— Task goal —
Identify each line in the records below that contains the word "with", and copy it.

***** Excerpted data

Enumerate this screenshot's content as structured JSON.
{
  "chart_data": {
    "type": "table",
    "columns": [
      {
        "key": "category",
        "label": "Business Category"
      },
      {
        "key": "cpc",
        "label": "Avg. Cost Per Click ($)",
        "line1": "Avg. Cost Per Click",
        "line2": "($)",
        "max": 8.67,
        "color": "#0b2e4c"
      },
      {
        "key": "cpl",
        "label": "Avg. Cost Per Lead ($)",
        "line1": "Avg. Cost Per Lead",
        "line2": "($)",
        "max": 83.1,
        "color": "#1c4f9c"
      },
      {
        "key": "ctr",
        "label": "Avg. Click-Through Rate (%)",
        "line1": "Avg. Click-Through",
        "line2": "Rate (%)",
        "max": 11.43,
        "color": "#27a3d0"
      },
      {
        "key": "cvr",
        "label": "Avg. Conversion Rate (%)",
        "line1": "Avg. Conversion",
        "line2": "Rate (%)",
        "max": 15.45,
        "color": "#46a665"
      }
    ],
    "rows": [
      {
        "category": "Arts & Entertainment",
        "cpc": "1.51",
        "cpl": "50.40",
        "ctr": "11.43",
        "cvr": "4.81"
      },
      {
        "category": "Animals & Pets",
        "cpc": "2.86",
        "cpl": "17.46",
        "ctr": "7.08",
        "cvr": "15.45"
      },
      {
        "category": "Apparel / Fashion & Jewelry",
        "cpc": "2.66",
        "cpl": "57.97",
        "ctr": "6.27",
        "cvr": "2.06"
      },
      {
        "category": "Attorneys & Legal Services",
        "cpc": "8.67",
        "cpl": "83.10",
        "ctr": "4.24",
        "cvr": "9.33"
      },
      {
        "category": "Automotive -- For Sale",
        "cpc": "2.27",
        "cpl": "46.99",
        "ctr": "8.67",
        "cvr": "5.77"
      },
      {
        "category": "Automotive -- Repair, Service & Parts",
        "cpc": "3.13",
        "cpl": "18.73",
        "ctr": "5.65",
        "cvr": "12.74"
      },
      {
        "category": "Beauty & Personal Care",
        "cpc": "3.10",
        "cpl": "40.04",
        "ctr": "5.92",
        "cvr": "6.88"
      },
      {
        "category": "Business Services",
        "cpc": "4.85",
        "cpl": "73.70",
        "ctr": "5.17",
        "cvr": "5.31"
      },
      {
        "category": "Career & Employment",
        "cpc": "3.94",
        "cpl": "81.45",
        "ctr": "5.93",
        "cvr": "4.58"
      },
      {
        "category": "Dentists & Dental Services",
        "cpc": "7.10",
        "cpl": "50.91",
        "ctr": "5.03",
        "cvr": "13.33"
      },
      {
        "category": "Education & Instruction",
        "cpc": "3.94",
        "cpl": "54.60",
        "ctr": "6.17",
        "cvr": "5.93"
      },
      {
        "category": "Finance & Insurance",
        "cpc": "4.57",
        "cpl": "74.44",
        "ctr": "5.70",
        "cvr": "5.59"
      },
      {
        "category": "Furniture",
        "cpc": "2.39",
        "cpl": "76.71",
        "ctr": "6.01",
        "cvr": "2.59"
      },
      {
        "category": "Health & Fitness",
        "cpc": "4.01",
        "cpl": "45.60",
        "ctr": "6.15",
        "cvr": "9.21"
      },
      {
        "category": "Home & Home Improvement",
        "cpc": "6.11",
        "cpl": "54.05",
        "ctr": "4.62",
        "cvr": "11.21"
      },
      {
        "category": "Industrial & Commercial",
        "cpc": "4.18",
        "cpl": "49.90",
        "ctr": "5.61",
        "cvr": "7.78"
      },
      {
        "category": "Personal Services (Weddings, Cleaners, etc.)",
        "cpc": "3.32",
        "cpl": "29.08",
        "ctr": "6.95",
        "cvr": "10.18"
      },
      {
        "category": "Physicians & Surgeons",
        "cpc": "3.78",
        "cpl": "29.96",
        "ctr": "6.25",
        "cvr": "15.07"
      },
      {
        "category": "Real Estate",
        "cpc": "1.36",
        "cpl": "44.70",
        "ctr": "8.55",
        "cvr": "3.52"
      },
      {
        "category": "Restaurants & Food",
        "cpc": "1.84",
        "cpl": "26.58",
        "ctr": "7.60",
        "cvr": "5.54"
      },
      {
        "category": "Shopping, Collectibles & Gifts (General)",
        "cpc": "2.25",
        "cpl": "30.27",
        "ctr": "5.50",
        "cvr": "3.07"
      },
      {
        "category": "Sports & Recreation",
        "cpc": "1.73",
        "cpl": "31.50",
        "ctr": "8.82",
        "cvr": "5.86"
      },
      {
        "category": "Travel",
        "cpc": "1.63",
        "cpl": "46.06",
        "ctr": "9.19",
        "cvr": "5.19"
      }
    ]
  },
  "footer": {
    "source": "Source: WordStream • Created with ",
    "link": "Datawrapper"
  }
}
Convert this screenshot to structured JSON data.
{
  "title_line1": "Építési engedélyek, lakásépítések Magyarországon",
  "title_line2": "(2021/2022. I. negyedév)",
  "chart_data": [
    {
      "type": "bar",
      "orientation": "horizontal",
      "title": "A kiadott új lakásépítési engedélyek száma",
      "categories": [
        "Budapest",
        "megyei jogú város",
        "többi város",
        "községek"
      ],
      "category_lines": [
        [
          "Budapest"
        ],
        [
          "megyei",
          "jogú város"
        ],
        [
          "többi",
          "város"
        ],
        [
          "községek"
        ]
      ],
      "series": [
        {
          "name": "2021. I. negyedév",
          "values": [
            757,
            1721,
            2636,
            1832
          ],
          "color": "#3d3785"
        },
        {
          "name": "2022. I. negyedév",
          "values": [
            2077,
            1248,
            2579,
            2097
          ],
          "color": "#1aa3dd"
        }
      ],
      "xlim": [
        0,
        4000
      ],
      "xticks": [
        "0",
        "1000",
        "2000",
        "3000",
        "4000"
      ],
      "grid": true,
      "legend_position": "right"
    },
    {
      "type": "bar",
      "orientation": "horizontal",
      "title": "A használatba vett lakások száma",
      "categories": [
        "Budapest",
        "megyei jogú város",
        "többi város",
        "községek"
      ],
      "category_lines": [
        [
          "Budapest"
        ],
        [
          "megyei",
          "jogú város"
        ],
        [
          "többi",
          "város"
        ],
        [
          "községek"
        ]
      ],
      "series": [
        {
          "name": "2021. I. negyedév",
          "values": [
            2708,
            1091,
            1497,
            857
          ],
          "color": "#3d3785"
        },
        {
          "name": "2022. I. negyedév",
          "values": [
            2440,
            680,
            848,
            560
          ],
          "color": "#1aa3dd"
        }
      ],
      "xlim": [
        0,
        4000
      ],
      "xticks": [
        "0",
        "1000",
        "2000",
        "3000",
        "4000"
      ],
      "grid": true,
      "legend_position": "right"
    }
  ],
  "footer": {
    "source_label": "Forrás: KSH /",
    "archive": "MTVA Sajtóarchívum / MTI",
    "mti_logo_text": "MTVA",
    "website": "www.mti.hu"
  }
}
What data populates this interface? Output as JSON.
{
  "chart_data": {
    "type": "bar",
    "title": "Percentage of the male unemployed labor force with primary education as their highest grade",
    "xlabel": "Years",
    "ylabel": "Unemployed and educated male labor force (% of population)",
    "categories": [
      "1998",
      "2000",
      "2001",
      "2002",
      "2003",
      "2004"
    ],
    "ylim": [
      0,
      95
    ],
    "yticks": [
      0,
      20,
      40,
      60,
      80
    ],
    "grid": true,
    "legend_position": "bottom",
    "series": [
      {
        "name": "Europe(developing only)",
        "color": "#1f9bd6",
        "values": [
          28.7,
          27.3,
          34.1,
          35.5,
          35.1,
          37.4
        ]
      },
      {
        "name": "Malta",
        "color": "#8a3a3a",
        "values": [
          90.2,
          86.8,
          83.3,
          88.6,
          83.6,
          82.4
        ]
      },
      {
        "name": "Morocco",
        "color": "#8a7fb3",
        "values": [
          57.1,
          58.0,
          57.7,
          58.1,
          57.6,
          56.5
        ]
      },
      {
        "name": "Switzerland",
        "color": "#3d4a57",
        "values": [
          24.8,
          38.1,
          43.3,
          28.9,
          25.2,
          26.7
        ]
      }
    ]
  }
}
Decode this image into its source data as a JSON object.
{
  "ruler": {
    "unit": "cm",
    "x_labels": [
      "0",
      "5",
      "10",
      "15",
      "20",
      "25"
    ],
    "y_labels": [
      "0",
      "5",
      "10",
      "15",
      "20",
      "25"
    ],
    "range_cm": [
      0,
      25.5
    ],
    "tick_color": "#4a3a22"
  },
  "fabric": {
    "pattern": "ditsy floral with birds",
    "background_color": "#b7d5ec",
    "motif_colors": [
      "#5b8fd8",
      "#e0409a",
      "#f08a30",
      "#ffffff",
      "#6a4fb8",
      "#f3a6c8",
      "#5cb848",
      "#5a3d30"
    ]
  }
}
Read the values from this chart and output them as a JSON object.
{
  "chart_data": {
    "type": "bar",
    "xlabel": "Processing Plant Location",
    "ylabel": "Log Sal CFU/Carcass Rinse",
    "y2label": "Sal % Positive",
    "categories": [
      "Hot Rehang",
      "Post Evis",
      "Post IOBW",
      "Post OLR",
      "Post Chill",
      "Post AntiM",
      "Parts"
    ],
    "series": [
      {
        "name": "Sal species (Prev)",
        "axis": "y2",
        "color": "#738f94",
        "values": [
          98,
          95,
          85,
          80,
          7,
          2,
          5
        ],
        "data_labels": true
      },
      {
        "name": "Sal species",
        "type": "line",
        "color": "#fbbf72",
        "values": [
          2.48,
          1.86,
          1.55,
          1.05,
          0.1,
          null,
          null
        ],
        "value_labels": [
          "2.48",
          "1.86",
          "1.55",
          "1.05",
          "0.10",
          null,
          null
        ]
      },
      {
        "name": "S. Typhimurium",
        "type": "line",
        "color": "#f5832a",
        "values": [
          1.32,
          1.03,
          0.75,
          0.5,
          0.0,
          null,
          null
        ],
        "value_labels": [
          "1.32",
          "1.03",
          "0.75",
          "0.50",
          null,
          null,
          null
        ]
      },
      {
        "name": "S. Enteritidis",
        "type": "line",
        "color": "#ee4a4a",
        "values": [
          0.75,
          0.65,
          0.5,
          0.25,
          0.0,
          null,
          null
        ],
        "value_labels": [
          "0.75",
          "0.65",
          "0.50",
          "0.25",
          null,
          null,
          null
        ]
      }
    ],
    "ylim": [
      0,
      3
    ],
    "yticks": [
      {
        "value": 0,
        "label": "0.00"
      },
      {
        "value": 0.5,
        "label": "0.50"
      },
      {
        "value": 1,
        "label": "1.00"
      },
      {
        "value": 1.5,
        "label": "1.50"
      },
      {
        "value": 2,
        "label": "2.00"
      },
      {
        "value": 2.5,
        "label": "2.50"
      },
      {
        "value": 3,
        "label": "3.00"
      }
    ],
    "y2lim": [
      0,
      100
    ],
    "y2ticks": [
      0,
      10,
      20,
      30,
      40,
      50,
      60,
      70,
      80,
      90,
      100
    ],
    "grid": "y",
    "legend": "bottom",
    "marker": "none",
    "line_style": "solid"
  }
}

**********

— Response —
    "source": "Source: WordStream • Created with ",
    "title": "Percentage of the male unemployed labor force with primary education as their highest grade",
    "pattern": "ditsy floral with birds",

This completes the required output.